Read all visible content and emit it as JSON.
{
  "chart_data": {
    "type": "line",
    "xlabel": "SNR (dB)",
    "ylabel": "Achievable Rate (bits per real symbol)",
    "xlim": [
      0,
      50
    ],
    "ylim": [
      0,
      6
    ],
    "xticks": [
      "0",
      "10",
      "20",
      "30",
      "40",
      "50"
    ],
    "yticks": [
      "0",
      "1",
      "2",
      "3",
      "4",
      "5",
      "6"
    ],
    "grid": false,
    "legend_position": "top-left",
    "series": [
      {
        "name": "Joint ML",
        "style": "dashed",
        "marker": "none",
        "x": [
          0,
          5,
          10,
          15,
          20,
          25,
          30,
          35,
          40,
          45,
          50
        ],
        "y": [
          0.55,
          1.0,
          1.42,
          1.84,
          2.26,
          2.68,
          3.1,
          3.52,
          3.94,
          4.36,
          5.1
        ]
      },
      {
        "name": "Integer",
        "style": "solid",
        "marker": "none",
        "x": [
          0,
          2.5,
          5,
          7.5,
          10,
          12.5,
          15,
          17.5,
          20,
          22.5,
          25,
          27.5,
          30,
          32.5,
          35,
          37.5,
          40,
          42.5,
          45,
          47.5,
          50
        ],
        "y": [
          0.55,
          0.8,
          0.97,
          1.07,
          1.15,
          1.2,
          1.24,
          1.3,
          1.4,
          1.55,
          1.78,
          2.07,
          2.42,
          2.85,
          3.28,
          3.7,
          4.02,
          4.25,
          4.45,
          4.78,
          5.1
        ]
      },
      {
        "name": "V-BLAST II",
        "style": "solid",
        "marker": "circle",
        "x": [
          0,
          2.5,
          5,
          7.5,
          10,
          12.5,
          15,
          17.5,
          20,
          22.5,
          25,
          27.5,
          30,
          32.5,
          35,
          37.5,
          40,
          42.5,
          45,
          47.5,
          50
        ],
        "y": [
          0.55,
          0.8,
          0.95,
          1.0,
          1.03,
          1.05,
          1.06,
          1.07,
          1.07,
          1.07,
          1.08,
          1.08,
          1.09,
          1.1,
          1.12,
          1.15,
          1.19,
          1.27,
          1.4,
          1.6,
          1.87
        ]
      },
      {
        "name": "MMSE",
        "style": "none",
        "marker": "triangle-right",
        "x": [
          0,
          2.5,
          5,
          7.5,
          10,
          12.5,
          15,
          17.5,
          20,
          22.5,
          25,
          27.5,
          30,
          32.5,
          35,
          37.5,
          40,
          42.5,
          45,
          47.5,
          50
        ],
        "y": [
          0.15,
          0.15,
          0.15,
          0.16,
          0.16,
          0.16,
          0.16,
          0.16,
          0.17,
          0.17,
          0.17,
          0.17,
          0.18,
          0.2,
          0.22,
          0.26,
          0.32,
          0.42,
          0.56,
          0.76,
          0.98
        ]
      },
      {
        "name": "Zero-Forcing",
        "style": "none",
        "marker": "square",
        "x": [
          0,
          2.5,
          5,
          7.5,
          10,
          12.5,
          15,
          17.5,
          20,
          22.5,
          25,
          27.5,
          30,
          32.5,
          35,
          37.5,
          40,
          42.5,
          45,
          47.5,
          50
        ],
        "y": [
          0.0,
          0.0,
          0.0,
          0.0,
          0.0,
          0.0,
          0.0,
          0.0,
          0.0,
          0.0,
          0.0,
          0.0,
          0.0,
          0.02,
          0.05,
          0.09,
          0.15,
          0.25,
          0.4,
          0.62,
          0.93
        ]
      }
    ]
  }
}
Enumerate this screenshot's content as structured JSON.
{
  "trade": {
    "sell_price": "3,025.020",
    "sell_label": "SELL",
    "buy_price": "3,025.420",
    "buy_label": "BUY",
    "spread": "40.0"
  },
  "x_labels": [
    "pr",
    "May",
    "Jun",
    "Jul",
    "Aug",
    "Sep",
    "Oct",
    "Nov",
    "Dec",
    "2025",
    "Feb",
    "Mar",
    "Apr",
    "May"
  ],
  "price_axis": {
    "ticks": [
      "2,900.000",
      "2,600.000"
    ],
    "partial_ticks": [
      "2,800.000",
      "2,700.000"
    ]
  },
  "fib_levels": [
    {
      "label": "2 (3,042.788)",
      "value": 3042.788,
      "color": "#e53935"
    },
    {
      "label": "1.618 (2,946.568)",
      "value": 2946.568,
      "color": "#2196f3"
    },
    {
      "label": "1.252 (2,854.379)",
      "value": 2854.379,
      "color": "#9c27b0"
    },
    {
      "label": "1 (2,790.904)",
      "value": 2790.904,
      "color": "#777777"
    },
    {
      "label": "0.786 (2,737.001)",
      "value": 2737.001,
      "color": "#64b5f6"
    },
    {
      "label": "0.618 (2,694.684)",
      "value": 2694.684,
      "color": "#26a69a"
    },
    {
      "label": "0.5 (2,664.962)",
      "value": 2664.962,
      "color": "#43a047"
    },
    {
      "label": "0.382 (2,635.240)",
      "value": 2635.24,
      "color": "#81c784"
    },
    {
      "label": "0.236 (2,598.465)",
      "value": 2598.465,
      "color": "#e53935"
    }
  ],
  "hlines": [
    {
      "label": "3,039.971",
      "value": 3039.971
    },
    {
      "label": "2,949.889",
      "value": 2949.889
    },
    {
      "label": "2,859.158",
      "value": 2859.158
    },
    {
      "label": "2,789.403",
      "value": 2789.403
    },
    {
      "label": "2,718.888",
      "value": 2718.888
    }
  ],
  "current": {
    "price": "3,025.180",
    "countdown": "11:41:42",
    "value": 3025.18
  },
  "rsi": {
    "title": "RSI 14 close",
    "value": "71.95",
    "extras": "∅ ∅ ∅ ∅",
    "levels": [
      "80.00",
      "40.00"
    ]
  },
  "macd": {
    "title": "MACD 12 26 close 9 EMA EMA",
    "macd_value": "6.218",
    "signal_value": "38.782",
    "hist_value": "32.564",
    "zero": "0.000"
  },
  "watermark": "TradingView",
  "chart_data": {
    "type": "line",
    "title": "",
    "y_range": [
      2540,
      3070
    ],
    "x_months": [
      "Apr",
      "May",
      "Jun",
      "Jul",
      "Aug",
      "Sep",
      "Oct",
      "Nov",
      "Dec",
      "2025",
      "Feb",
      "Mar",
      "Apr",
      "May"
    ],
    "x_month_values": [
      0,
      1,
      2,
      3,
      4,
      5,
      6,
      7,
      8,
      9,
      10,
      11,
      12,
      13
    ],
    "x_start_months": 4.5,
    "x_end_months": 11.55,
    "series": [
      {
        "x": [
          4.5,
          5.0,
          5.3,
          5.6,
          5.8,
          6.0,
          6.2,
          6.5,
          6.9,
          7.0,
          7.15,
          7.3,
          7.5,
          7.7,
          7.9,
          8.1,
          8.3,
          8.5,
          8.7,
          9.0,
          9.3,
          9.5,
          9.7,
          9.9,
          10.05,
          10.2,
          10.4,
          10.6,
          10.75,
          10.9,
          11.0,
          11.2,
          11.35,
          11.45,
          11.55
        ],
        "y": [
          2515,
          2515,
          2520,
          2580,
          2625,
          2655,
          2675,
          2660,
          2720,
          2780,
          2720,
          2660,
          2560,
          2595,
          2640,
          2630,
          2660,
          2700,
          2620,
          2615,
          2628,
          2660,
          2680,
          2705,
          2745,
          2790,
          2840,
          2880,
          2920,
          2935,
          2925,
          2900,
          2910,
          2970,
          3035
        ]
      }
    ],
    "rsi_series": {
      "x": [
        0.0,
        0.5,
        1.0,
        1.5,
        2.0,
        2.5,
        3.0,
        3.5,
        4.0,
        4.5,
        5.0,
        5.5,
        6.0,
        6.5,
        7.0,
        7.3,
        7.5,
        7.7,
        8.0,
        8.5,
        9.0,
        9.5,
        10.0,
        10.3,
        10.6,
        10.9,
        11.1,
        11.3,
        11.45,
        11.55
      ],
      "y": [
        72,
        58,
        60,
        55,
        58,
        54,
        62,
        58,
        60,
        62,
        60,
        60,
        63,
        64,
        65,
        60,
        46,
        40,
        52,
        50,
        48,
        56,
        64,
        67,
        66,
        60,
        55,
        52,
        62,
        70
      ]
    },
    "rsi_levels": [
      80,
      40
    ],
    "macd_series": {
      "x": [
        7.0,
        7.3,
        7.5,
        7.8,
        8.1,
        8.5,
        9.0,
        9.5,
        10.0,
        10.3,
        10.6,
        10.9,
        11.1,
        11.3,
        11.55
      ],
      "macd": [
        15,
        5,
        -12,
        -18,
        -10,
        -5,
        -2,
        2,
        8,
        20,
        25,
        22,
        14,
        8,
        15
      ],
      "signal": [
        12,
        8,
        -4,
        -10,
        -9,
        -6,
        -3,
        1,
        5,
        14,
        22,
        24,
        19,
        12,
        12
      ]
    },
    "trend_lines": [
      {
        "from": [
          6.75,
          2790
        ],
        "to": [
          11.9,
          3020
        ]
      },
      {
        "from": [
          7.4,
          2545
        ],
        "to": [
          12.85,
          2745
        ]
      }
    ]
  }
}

WRITTEN TASK:
Gather each line of the listing containing the word "content" and show it.

EXERCISE RESPONSE:
Read all visible content and emit it as JSON.
Enumerate this screenshot's content as structured JSON.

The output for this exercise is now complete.